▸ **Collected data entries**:
::::
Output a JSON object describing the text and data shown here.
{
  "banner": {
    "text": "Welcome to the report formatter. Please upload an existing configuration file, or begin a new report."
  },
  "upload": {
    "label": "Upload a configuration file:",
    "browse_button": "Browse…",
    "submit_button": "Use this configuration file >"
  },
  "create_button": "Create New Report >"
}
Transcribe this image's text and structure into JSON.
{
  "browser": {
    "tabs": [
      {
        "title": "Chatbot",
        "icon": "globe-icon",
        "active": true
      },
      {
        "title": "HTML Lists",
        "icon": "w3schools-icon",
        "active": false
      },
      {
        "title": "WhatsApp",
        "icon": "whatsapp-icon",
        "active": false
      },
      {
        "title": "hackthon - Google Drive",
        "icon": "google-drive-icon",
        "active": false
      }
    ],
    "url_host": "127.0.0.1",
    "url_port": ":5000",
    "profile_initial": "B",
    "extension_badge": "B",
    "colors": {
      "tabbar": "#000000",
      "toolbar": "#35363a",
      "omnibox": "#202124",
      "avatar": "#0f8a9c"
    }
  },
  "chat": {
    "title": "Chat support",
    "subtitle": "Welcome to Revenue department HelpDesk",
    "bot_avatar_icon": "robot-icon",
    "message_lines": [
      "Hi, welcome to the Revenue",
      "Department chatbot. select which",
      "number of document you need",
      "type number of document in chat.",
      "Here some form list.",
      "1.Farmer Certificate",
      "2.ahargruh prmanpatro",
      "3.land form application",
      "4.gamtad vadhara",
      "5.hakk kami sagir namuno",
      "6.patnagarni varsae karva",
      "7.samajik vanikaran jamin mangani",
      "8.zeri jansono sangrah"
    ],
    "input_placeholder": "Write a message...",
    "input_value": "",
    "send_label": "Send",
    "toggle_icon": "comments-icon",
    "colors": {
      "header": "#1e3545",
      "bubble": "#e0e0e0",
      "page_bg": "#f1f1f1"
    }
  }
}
::::
▸ **SHORT TASK**: Transcribe each entry exactly.

▸ **SOLVED PROBLEM**:
Output a JSON object describing the text and data shown here.
{
  "banner": {
    "text": "Welcome to the report formatter. Please upload an existing configuration file, or begin a new report."
  },
  "upload": {
    "label": "Upload a configuration file:",
    "browse_button": "Browse…",
    "submit_button": "Use this configuration file >"
  },
  "create_button": "Create New Report >"
}
Transcribe this image's text and structure into JSON.
{
  "browser": {
    "tabs": [
      {
        "title": "Chatbot",
        "icon": "globe-icon",
        "active": true
      },
      {
        "title": "HTML Lists",
        "icon": "w3schools-icon",
        "active": false
      },
      {
        "title": "WhatsApp",
        "icon": "whatsapp-icon",
        "active": false
      },
      {
        "title": "hackthon - Google Drive",
        "icon": "google-drive-icon",
        "active": false
      }
    ],
    "url_host": "127.0.0.1",
    "url_port": ":5000",
    "profile_initial": "B",
    "extension_badge": "B",
    "colors": {
      "tabbar": "#000000",
      "toolbar": "#35363a",
      "omnibox": "#202124",
      "avatar": "#0f8a9c"
    }
  },
  "chat": {
    "title": "Chat support",
    "subtitle": "Welcome to Revenue department HelpDesk",
    "bot_avatar_icon": "robot-icon",
    "message_lines": [
      "Hi, welcome to the Revenue",
      "Department chatbot. select which",
      "number of document you need",
      "type number of document in chat.",
      "Here some form list.",
      "1.Farmer Certificate",
      "2.ahargruh prmanpatro",
      "3.land form application",
      "4.gamtad vadhara",
      "5.hakk kami sagir namuno",
      "6.patnagarni varsae karva",
      "7.samajik vanikaran jamin mangani",
      "8.zeri jansono sangrah"
    ],
    "input_placeholder": "Write a message...",
    "input_value": "",
    "send_label": "Send",
    "toggle_icon": "comments-icon",
    "colors": {
      "header": "#1e3545",
      "bubble": "#e0e0e0",
      "page_bg": "#f1f1f1"
    }
  }
}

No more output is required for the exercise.